**The exercise**
Present each line of the material as an item in a numbered list, leaving out any blank lines.

Data records
○ ○ ○ ○
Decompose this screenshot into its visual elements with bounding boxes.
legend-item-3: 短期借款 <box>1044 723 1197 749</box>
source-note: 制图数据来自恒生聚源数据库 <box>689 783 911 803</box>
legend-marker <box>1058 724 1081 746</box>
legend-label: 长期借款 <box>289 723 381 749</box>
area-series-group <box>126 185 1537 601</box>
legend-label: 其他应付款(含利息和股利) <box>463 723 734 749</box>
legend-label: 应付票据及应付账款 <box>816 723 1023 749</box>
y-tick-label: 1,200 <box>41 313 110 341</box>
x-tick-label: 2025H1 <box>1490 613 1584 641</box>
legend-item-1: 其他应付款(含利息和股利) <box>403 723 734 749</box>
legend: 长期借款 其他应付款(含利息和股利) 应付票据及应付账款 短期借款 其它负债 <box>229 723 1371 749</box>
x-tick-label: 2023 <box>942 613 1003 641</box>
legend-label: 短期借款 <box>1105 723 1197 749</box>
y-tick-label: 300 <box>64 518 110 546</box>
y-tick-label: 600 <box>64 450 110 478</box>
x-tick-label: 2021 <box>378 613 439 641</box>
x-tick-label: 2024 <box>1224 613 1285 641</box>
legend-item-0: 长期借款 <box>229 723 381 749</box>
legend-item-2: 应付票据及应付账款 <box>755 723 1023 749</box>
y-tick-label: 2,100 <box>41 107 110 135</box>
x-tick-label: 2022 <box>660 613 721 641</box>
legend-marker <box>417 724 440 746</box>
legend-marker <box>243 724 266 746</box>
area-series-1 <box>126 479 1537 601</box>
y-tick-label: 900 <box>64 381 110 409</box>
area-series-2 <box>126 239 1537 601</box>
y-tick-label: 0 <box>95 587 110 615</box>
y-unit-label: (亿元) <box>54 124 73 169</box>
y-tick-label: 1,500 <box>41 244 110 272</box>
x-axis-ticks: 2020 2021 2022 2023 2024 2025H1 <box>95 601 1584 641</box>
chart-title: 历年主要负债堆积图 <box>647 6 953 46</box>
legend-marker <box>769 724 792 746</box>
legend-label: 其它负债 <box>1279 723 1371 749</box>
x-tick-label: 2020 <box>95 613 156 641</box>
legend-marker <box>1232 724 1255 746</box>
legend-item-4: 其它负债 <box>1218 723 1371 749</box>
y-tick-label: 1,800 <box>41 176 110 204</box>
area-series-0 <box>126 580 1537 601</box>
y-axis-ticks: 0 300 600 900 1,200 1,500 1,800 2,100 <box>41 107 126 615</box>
○ ○ ○ ○
**Written response**
1. Decompose this screenshot into its visual elements with bounding boxes.
2. legend-item-3: 短期借款 <box>1044 723 1197 749</box>
3. source-note: 制图数据来自恒生聚源数据库 <box>689 783 911 803</box>
4. legend-marker <box>1058 724 1081 746</box>
5. legend-label: 长期借款 <box>289 723 381 749</box>
6. area-series-group <box>126 185 1537 601</box>
7. legend-label: 其他应付款(含利息和股利) <box>463 723 734 749</box>
8. legend-label: 应付票据及应付账款 <box>816 723 1023 749</box>
9. y-tick-label: 1,200 <box>41 313 110 341</box>
10. x-tick-label: 2025H1 <box>1490 613 1584 641</box>
11. legend-item-1: 其他应付款(含利息和股利) <box>403 723 734 749</box>
12. legend: 长期借款 其他应付款(含利息和股利) 应付票据及应付账款 短期借款 其它负债 <box>229 723 1371 749</box>
13. x-tick-label: 2023 <box>942 613 1003 641</box>
14. legend-label: 短期借款 <box>1105 723 1197 749</box>
15. y-tick-label: 300 <box>64 518 110 546</box>
16. y-tick-label: 600 <box>64 450 110 478</box>
17. x-tick-label: 2021 <box>378 613 439 641</box>
18. x-tick-label: 2024 <box>1224 613 1285 641</box>
19. legend-item-0: 长期借款 <box>229 723 381 749</box>
20. legend-item-2: 应付票据及应付账款 <box>755 723 1023 749</box>
21. y-tick-label: 2,100 <box>41 107 110 135</box>
22. x-tick-label: 2022 <box>660 613 721 641</box>
23. legend-marker <box>417 724 440 746</box>
24. legend-marker <box>243 724 266 746</box>
25. area-series-1 <box>126 479 1537 601</box>
26. y-tick-label: 900 <box>64 381 110 409</box>
27. area-series-2 <box>126 239 1537 601</box>
28. y-tick-label: 0 <box>95 587 110 615</box>
29. y-unit-label: (亿元) <box>54 124 73 169</box>
30. y-tick-label: 1,500 <box>41 244 110 272</box>
31. x-axis-ticks: 2020 2021 2022 2023 2024 2025H1 <box>95 601 1584 641</box>
32. chart-title: 历年主要负债堆积图 <box>647 6 953 46</box>
33. legend-marker <box>769 724 792 746</box>
34. legend-label: 其它负债 <box>1279 723 1371 749</box>
35. x-tick-label: 2020 <box>95 613 156 641</box>
36. legend-marker <box>1232 724 1255 746</box>
37. legend-item-4: 其它负债 <box>1218 723 1371 749</box>
38. y-tick-label: 1,800 <box>41 176 110 204</box>
39. area-series-0 <box>126 580 1537 601</box>
40. y-axis-ticks: 0 300 600 900 1,200 1,500 1,800 2,100 <box>41 107 126 615</box>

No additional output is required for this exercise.